*WRITTEN REQUEST*.
Gather the lines from the material that contain "trækkes".
─── RECORDS SHOWN
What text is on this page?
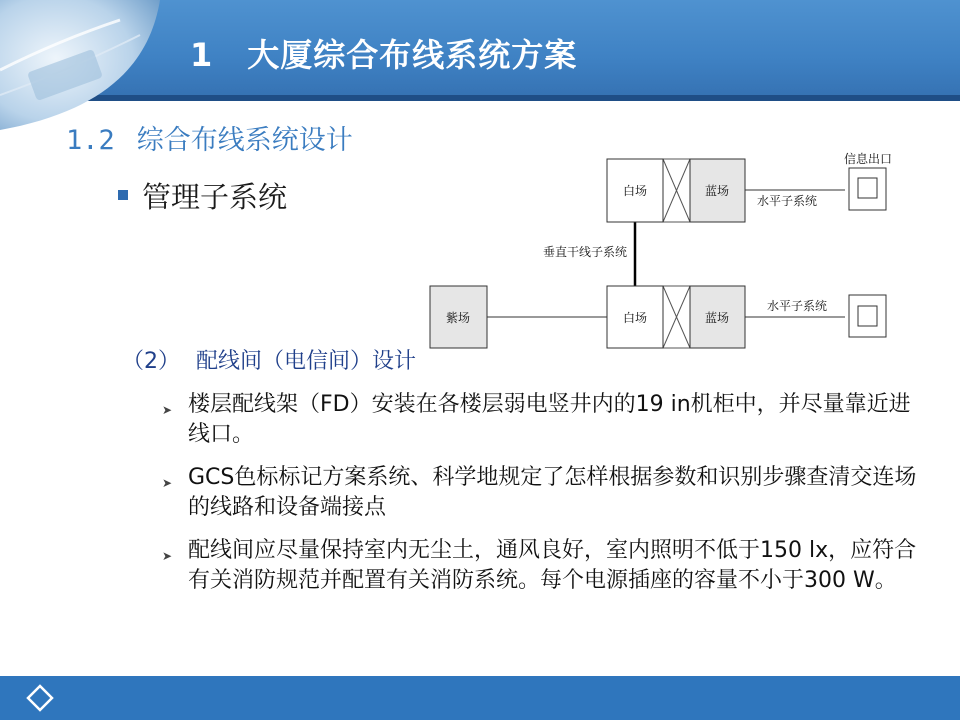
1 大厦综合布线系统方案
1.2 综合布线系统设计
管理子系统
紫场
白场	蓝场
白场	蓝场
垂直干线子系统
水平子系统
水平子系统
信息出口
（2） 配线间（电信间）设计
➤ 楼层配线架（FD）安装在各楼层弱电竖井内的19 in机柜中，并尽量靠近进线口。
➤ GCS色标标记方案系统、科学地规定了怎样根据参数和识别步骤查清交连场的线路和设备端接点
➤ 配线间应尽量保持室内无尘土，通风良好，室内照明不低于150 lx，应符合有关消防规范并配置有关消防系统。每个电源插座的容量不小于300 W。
──────
─── RECORDS SHOWN
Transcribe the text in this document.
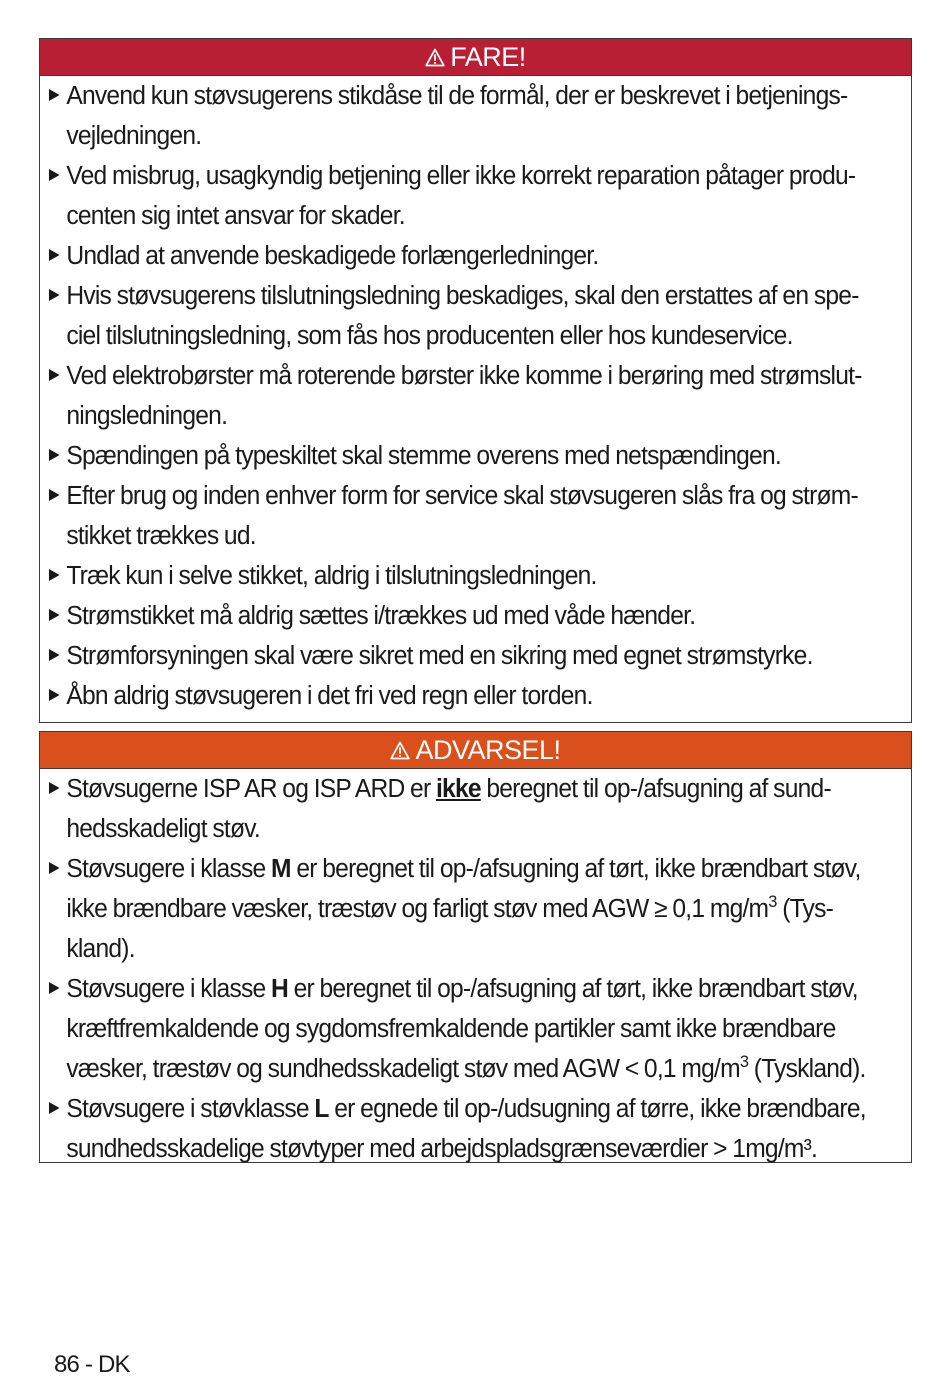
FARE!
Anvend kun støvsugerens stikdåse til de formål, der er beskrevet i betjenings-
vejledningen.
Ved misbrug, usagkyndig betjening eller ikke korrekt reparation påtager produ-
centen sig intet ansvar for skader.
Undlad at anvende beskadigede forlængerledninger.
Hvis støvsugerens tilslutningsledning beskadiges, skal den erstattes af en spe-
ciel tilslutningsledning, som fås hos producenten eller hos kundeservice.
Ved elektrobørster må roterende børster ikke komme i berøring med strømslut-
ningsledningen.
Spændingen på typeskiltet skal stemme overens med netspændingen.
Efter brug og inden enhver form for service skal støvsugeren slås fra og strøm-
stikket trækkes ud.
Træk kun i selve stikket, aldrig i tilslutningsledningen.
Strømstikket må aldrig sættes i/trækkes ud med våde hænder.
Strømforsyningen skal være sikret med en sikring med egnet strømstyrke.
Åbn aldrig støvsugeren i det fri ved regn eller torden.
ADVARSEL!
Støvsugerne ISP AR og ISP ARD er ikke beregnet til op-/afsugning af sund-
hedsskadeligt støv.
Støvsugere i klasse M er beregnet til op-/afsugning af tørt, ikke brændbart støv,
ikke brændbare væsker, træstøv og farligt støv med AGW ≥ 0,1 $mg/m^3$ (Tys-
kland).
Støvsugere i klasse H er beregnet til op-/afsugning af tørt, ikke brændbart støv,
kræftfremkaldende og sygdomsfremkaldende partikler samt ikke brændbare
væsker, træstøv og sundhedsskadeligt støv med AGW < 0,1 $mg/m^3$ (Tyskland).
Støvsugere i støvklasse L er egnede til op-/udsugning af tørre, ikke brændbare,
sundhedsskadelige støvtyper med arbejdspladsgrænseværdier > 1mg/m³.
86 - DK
──────
*OUTPUT FOR THIS EXERCISE*.
stikket trækkes ud.
Strømstikket må aldrig sættes i/trækkes ud med våde hænder.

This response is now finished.